PROBLEM STATEMENT: Return each line containing "marker".

MATERIAL PROVIDED:
++++++++

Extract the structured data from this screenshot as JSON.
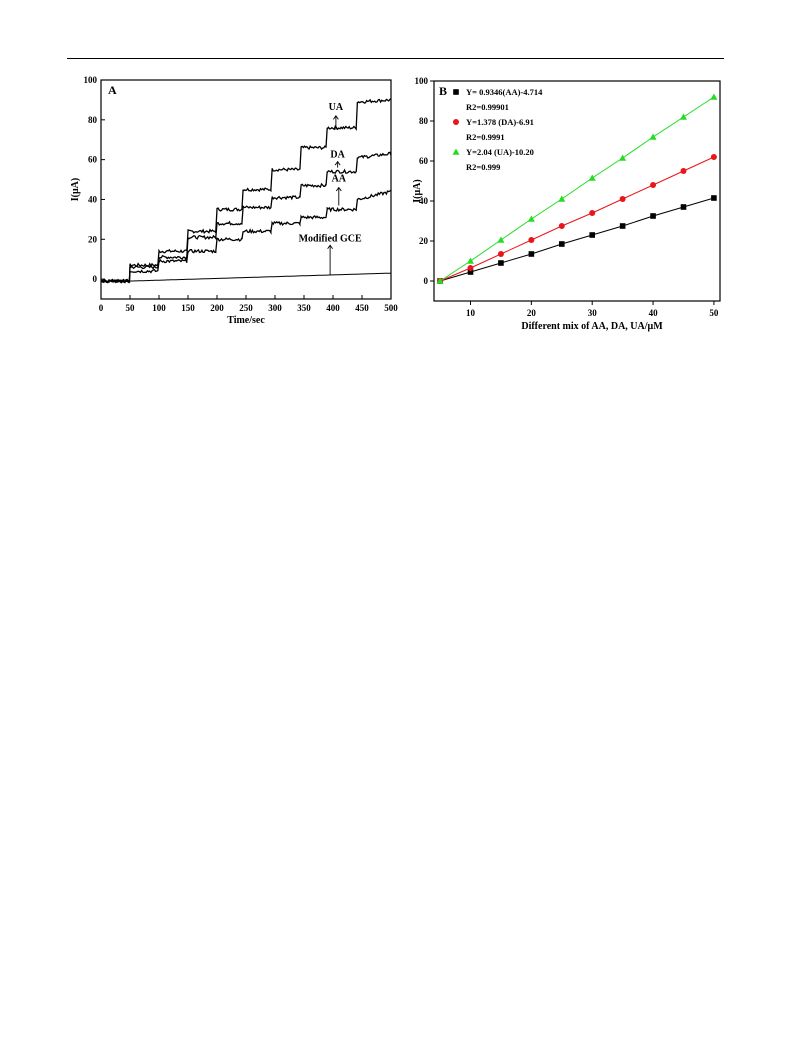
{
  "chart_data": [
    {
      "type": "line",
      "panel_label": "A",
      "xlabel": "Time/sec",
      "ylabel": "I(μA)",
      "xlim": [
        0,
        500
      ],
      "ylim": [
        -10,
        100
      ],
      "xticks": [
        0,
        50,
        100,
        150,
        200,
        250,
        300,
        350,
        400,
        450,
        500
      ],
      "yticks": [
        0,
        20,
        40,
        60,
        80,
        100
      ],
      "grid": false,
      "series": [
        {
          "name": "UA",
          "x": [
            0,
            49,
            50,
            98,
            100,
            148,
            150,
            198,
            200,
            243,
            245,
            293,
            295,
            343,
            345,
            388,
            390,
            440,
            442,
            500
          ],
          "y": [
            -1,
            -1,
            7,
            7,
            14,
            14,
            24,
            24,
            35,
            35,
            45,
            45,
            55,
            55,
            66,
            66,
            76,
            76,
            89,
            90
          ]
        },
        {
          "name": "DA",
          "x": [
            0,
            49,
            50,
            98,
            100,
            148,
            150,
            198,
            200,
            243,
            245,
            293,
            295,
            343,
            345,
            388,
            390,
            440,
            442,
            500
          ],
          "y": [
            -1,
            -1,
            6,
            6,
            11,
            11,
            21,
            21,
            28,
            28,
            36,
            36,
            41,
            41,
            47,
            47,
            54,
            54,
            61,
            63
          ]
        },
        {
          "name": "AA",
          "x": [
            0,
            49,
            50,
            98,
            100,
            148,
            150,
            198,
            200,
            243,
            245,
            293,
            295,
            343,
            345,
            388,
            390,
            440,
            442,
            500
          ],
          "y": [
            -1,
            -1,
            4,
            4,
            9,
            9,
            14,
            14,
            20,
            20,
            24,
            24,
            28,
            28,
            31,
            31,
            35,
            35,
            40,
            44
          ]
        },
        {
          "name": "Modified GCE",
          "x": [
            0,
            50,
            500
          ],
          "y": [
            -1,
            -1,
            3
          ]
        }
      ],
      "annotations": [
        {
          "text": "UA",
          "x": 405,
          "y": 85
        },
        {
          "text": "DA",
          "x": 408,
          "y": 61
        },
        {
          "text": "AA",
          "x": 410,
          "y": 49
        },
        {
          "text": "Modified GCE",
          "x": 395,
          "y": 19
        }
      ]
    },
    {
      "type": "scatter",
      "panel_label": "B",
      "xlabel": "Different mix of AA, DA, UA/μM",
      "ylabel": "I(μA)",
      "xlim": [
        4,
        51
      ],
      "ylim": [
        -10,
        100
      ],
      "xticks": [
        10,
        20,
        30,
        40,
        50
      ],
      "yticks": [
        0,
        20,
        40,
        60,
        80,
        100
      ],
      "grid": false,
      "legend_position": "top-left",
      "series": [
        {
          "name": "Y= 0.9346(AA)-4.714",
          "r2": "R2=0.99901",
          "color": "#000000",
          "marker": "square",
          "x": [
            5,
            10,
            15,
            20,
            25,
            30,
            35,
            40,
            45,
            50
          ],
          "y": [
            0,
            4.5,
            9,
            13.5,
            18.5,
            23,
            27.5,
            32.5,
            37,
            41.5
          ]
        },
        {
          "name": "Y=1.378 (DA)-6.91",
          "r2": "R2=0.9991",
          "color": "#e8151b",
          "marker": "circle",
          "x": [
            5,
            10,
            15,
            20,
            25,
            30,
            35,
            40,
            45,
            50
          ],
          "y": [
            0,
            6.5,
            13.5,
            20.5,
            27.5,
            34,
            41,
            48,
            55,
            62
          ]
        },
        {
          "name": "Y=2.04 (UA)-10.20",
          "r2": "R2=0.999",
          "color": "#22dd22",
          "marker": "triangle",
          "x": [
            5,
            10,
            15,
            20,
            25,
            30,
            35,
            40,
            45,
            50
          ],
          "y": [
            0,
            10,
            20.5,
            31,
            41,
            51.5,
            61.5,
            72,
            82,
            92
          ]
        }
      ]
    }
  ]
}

++++++++

RESPONSE:
          "marker": "square",
          "marker": "circle",
          "marker": "triangle",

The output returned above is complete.